-- begin Material for this task --
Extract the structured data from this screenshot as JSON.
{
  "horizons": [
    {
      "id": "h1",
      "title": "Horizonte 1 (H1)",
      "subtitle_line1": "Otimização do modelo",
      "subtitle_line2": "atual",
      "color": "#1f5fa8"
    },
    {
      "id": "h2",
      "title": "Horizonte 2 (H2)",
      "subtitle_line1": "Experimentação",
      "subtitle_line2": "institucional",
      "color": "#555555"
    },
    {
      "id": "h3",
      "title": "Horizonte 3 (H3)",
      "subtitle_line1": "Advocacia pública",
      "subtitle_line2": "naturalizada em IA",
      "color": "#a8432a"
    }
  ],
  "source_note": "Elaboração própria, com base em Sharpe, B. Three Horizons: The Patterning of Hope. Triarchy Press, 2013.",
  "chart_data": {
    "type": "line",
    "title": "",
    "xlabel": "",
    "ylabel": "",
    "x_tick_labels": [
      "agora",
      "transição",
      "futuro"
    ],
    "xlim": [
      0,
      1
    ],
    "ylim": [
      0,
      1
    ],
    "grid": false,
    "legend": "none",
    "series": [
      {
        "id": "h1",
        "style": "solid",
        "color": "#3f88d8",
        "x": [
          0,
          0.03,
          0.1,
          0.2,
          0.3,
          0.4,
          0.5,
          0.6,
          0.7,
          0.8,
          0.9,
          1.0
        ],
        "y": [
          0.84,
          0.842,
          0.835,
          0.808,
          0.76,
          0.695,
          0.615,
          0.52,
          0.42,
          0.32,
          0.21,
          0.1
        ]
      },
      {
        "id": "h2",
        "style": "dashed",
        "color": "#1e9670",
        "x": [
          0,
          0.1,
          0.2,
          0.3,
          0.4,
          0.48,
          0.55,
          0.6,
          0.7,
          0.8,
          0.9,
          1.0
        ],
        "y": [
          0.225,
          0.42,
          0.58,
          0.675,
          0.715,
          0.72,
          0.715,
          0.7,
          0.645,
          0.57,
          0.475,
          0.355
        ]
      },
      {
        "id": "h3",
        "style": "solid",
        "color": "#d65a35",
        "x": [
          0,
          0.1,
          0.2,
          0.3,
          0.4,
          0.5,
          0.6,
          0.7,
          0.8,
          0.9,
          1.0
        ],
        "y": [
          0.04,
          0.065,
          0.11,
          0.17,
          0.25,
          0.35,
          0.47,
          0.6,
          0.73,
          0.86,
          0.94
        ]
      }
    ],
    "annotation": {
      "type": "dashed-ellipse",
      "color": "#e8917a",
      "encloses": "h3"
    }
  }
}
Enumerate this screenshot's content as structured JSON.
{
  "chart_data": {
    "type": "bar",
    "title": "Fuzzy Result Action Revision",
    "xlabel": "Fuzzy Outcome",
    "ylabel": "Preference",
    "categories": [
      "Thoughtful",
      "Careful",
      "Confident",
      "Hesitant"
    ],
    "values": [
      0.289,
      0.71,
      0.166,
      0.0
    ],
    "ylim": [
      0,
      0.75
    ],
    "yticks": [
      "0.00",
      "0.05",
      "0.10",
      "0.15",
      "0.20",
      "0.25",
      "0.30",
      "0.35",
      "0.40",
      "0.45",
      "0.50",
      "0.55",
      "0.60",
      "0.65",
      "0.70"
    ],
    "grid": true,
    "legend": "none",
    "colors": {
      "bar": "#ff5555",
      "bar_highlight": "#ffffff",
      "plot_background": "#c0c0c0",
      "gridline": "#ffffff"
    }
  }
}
-- end Material for this task --
Exercise description: Each line that holds the word "Horizonte" is to be copied.

Written response:
      "title": "Horizonte 1 (H1)",
      "title": "Horizonte 2 (H2)",
      "title": "Horizonte 3 (H3)",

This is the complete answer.